• **What is being asked**: Please turn the lines of the listing below into a numbered list, leaving out any blank lines.

• **Excerpted data**:
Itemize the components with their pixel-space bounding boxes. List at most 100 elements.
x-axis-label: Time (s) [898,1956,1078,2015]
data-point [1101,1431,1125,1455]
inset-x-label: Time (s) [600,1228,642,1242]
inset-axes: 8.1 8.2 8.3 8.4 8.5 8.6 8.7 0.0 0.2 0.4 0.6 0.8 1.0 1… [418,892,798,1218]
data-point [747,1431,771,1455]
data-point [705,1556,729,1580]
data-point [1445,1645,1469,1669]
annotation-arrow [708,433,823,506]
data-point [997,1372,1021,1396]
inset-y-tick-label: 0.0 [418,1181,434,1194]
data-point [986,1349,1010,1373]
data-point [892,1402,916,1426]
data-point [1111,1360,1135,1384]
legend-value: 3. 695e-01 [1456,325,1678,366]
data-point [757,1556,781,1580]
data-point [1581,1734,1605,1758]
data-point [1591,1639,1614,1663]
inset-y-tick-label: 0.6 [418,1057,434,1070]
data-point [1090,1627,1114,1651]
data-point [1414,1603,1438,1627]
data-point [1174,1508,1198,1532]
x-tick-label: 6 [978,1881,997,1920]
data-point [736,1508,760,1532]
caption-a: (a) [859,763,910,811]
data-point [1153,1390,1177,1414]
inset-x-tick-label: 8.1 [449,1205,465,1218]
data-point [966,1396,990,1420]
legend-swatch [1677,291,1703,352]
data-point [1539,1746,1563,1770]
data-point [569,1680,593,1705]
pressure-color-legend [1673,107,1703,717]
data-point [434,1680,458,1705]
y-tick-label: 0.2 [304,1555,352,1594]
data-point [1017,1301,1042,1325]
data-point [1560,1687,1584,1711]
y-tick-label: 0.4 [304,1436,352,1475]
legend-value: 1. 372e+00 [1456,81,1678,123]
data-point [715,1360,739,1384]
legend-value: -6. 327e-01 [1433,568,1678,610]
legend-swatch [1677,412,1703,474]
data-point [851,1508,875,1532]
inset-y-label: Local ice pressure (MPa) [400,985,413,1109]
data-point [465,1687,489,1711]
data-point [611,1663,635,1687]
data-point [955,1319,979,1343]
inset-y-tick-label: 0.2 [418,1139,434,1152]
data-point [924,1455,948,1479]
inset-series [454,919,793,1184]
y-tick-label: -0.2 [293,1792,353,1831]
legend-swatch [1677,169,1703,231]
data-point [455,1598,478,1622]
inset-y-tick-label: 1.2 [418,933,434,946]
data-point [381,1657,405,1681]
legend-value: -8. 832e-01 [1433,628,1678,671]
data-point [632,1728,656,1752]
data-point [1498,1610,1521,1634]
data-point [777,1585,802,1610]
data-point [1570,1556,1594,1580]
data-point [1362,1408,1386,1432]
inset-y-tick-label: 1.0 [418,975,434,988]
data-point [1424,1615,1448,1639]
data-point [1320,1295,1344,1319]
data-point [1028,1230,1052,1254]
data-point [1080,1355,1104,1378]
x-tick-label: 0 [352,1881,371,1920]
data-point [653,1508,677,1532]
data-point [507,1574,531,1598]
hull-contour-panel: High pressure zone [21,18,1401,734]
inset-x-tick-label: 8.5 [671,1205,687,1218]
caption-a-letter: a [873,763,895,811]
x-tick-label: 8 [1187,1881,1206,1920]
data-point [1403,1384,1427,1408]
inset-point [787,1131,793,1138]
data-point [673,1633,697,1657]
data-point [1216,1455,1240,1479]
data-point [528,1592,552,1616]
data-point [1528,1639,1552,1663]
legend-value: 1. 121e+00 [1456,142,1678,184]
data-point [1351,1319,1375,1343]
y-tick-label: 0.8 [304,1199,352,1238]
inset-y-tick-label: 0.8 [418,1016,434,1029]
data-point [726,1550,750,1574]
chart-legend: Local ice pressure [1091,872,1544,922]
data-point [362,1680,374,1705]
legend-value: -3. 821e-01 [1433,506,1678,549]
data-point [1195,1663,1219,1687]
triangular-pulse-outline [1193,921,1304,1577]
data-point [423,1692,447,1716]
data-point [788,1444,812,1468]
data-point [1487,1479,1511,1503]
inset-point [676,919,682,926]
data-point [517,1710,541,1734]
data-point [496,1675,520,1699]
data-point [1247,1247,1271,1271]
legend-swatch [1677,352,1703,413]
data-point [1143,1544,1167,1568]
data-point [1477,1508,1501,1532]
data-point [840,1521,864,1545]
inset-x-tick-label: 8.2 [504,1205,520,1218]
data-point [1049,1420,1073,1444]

• **Solution for this problem**:
1. Itemize the components with their pixel-space bounding boxes. List at most 100 elements.
2. x-axis-label: Time (s) [898,1956,1078,2015]
3. data-point [1101,1431,1125,1455]
4. inset-x-label: Time (s) [600,1228,642,1242]
5. inset-axes: 8.1 8.2 8.3 8.4 8.5 8.6 8.7 0.0 0.2 0.4 0.6 0.8 1.0 1… [418,892,798,1218]
6. data-point [747,1431,771,1455]
7. data-point [705,1556,729,1580]
8. data-point [1445,1645,1469,1669]
9. annotation-arrow [708,433,823,506]
10. data-point [997,1372,1021,1396]
11. inset-y-tick-label: 0.0 [418,1181,434,1194]
12. data-point [986,1349,1010,1373]
13. data-point [892,1402,916,1426]
14. data-point [1111,1360,1135,1384]
15. legend-value: 3. 695e-01 [1456,325,1678,366]
16. data-point [757,1556,781,1580]
17. data-point [1581,1734,1605,1758]
18. data-point [1591,1639,1614,1663]
19. inset-y-tick-label: 0.6 [418,1057,434,1070]
20. data-point [1090,1627,1114,1651]
21. data-point [1414,1603,1438,1627]
22. data-point [1174,1508,1198,1532]
23. x-tick-label: 6 [978,1881,997,1920]
24. data-point [736,1508,760,1532]
25. caption-a: (a) [859,763,910,811]
26. data-point [1153,1390,1177,1414]
27. inset-x-tick-label: 8.1 [449,1205,465,1218]
28. data-point [966,1396,990,1420]
29. legend-swatch [1677,291,1703,352]
30. data-point [1539,1746,1563,1770]
31. data-point [569,1680,593,1705]
32. pressure-color-legend [1673,107,1703,717]
33. data-point [434,1680,458,1705]
34. y-tick-label: 0.2 [304,1555,352,1594]
35. data-point [1017,1301,1042,1325]
36. data-point [1560,1687,1584,1711]
37. y-tick-label: 0.4 [304,1436,352,1475]
38. legend-value: 1. 372e+00 [1456,81,1678,123]
39. data-point [715,1360,739,1384]
40. legend-value: -6. 327e-01 [1433,568,1678,610]
41. legend-swatch [1677,412,1703,474]
42. data-point [851,1508,875,1532]
43. inset-y-label: Local ice pressure (MPa) [400,985,413,1109]
44. data-point [465,1687,489,1711]
45. data-point [611,1663,635,1687]
46. data-point [955,1319,979,1343]
47. inset-y-tick-label: 0.2 [418,1139,434,1152]
48. data-point [924,1455,948,1479]
49. inset-series [454,919,793,1184]
50. y-tick-label: -0.2 [293,1792,353,1831]
51. legend-swatch [1677,169,1703,231]
52. data-point [455,1598,478,1622]
53. inset-y-tick-label: 1.2 [418,933,434,946]
54. data-point [381,1657,405,1681]
55. legend-value: -8. 832e-01 [1433,628,1678,671]
56. data-point [632,1728,656,1752]
57. data-point [1498,1610,1521,1634]
58. data-point [777,1585,802,1610]
59. data-point [1570,1556,1594,1580]
60. data-point [1362,1408,1386,1432]
61. inset-y-tick-label: 1.0 [418,975,434,988]
62. data-point [1424,1615,1448,1639]
63. data-point [1320,1295,1344,1319]
64. data-point [1028,1230,1052,1254]
65. data-point [1080,1355,1104,1378]
66. x-tick-label: 0 [352,1881,371,1920]
67. data-point [653,1508,677,1532]
68. data-point [507,1574,531,1598]
69. hull-contour-panel: High pressure zone [21,18,1401,734]
70. inset-x-tick-label: 8.5 [671,1205,687,1218]
71. caption-a-letter: a [873,763,895,811]
72. x-tick-label: 8 [1187,1881,1206,1920]
73. data-point [1403,1384,1427,1408]
74. inset-point [787,1131,793,1138]
75. data-point [673,1633,697,1657]
76. data-point [1216,1455,1240,1479]
77. data-point [528,1592,552,1616]
78. data-point [1528,1639,1552,1663]
79. legend-value: 1. 121e+00 [1456,142,1678,184]
80. data-point [1351,1319,1375,1343]
81. y-tick-label: 0.8 [304,1199,352,1238]
82. inset-y-tick-label: 0.8 [418,1016,434,1029]
83. data-point [726,1550,750,1574]
84. chart-legend: Local ice pressure [1091,872,1544,922]
85. data-point [362,1680,374,1705]
86. legend-value: -3. 821e-01 [1433,506,1678,549]
87. data-point [1195,1663,1219,1687]
88. triangular-pulse-outline [1193,921,1304,1577]
89. data-point [423,1692,447,1716]
90. data-point [788,1444,812,1468]
91. data-point [1487,1479,1511,1503]
92. inset-point [676,919,682,926]
93. data-point [517,1710,541,1734]
94. data-point [496,1675,520,1699]
95. data-point [1247,1247,1271,1271]
96. legend-swatch [1677,352,1703,413]
97. data-point [1143,1544,1167,1568]
98. data-point [1477,1508,1501,1532]
99. data-point [840,1521,864,1545]
100. inset-x-tick-label: 8.2 [504,1205,520,1218]
101. data-point [1049,1420,1073,1444]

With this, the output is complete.